= Data supplied =
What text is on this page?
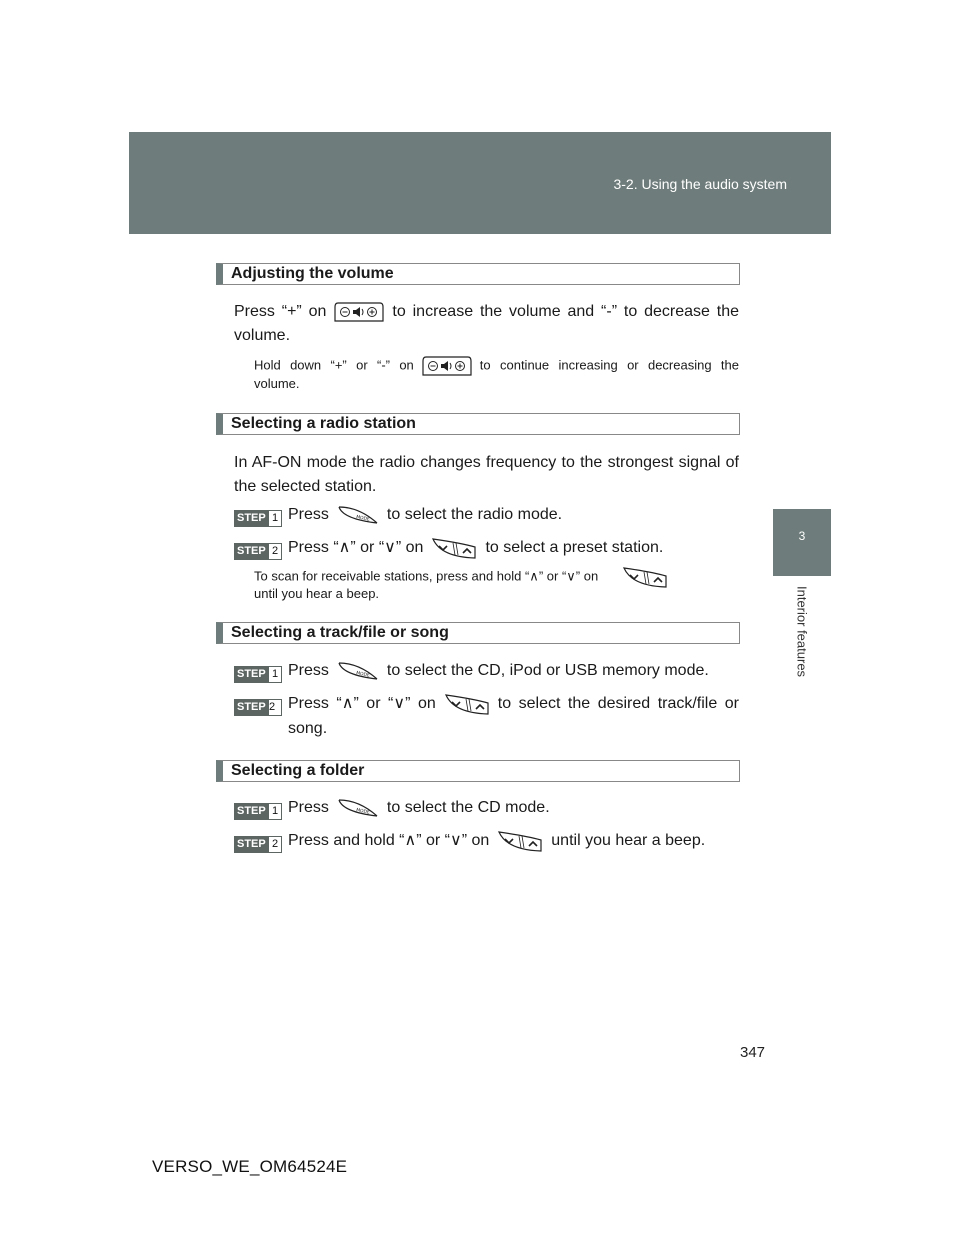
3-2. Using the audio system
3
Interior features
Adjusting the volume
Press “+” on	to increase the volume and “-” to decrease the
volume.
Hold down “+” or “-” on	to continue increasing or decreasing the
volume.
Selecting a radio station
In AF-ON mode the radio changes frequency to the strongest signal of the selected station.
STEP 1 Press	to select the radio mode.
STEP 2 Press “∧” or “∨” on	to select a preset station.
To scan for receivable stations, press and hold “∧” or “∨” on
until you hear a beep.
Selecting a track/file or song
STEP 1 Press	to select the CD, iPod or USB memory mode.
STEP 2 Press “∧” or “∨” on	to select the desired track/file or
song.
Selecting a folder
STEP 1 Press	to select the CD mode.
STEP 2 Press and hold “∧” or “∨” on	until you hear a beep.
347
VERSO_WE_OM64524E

--

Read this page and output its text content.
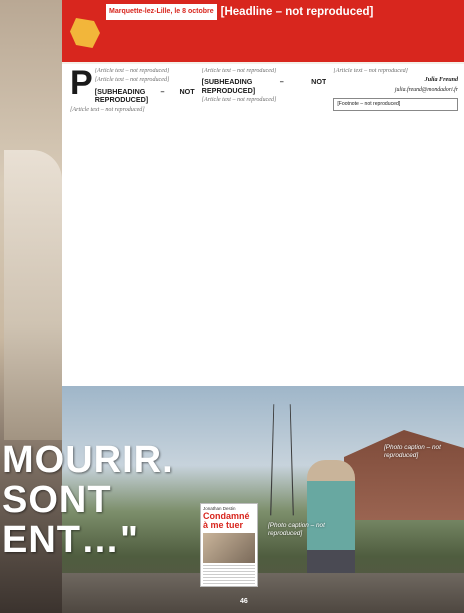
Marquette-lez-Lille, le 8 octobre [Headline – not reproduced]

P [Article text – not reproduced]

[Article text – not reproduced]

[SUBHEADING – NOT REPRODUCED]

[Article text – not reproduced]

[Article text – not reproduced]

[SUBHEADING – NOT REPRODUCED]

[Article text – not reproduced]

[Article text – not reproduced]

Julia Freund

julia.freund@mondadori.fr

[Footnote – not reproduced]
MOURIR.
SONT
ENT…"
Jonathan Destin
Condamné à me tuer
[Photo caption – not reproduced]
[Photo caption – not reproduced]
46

= Exercise aim =
Find the lines containing "page" and list every one of them.

= Exercise answer =
What text is on this page?
Read this page and output its text content.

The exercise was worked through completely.